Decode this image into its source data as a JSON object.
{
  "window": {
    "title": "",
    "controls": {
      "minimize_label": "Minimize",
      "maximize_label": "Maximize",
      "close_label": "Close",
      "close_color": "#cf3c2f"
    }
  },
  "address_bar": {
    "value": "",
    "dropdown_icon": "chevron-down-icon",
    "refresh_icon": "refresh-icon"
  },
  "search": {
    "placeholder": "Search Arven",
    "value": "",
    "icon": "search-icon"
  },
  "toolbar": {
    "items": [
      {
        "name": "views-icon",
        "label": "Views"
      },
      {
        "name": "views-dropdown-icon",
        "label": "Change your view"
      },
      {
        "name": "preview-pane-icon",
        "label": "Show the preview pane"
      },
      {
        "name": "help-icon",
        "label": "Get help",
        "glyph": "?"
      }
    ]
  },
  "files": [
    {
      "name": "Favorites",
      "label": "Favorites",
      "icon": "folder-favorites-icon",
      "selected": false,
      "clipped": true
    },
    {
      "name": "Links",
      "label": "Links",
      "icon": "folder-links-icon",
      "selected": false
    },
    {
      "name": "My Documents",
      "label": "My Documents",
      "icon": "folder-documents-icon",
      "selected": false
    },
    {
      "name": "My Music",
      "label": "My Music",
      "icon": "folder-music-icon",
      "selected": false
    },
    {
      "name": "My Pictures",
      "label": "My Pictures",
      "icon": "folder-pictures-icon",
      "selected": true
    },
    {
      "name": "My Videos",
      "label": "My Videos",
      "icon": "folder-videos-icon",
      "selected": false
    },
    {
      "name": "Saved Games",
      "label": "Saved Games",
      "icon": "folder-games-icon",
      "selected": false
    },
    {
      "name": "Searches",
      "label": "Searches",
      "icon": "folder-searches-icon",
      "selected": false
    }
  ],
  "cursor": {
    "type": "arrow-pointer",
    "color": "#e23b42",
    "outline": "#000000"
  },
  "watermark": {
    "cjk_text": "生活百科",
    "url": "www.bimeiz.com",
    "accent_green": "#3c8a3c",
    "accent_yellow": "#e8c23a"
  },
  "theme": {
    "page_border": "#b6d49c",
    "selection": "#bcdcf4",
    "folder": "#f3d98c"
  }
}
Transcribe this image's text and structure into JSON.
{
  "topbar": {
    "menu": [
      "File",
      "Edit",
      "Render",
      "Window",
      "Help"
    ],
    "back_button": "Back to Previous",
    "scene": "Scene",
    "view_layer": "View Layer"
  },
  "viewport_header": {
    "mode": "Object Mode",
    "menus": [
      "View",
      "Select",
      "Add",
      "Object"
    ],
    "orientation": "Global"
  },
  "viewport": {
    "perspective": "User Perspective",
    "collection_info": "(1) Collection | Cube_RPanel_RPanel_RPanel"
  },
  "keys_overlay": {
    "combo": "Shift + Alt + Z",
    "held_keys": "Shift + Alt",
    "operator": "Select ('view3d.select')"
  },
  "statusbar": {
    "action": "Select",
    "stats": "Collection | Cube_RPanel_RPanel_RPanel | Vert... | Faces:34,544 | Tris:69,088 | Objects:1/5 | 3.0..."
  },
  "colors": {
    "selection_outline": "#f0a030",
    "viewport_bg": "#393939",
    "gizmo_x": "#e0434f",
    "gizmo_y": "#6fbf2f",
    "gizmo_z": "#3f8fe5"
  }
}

——————————

STATED PROBLEM => Print all of the entries exactly as they are written.

OUTPUT OF THE EXERCISE =>
Decode this image into its source data as a JSON object.
{
  "window": {
    "title": "",
    "controls": {
      "minimize_label": "Minimize",
      "maximize_label": "Maximize",
      "close_label": "Close",
      "close_color": "#cf3c2f"
    }
  },
  "address_bar": {
    "value": "",
    "dropdown_icon": "chevron-down-icon",
    "refresh_icon": "refresh-icon"
  },
  "search": {
    "placeholder": "Search Arven",
    "value": "",
    "icon": "search-icon"
  },
  "toolbar": {
    "items": [
      {
        "name": "views-icon",
        "label": "Views"
      },
      {
        "name": "views-dropdown-icon",
        "label": "Change your view"
      },
      {
        "name": "preview-pane-icon",
        "label": "Show the preview pane"
      },
      {
        "name": "help-icon",
        "label": "Get help",
        "glyph": "?"
      }
    ]
  },
  "files": [
    {
      "name": "Favorites",
      "label": "Favorites",
      "icon": "folder-favorites-icon",
      "selected": false,
      "clipped": true
    },
    {
      "name": "Links",
      "label": "Links",
      "icon": "folder-links-icon",
      "selected": false
    },
    {
      "name": "My Documents",
      "label": "My Documents",
      "icon": "folder-documents-icon",
      "selected": false
    },
    {
      "name": "My Music",
      "label": "My Music",
      "icon": "folder-music-icon",
      "selected": false
    },
    {
      "name": "My Pictures",
      "label": "My Pictures",
      "icon": "folder-pictures-icon",
      "selected": true
    },
    {
      "name": "My Videos",
      "label": "My Videos",
      "icon": "folder-videos-icon",
      "selected": false
    },
    {
      "name": "Saved Games",
      "label": "Saved Games",
      "icon": "folder-games-icon",
      "selected": false
    },
    {
      "name": "Searches",
      "label": "Searches",
      "icon": "folder-searches-icon",
      "selected": false
    }
  ],
  "cursor": {
    "type": "arrow-pointer",
    "color": "#e23b42",
    "outline": "#000000"
  },
  "watermark": {
    "cjk_text": "生活百科",
    "url": "www.bimeiz.com",
    "accent_green": "#3c8a3c",
    "accent_yellow": "#e8c23a"
  },
  "theme": {
    "page_border": "#b6d49c",
    "selection": "#bcdcf4",
    "folder": "#f3d98c"
  }
}
Transcribe this image's text and structure into JSON.
{
  "topbar": {
    "menu": [
      "File",
      "Edit",
      "Render",
      "Window",
      "Help"
    ],
    "back_button": "Back to Previous",
    "scene": "Scene",
    "view_layer": "View Layer"
  },
  "viewport_header": {
    "mode": "Object Mode",
    "menus": [
      "View",
      "Select",
      "Add",
      "Object"
    ],
    "orientation": "Global"
  },
  "viewport": {
    "perspective": "User Perspective",
    "collection_info": "(1) Collection | Cube_RPanel_RPanel_RPanel"
  },
  "keys_overlay": {
    "combo": "Shift + Alt + Z",
    "held_keys": "Shift + Alt",
    "operator": "Select ('view3d.select')"
  },
  "statusbar": {
    "action": "Select",
    "stats": "Collection | Cube_RPanel_RPanel_RPanel | Vert... | Faces:34,544 | Tris:69,088 | Objects:1/5 | 3.0..."
  },
  "colors": {
    "selection_outline": "#f0a030",
    "viewport_bg": "#393939",
    "gizmo_x": "#e0434f",
    "gizmo_y": "#6fbf2f",
    "gizmo_z": "#3f8fe5"
  }
}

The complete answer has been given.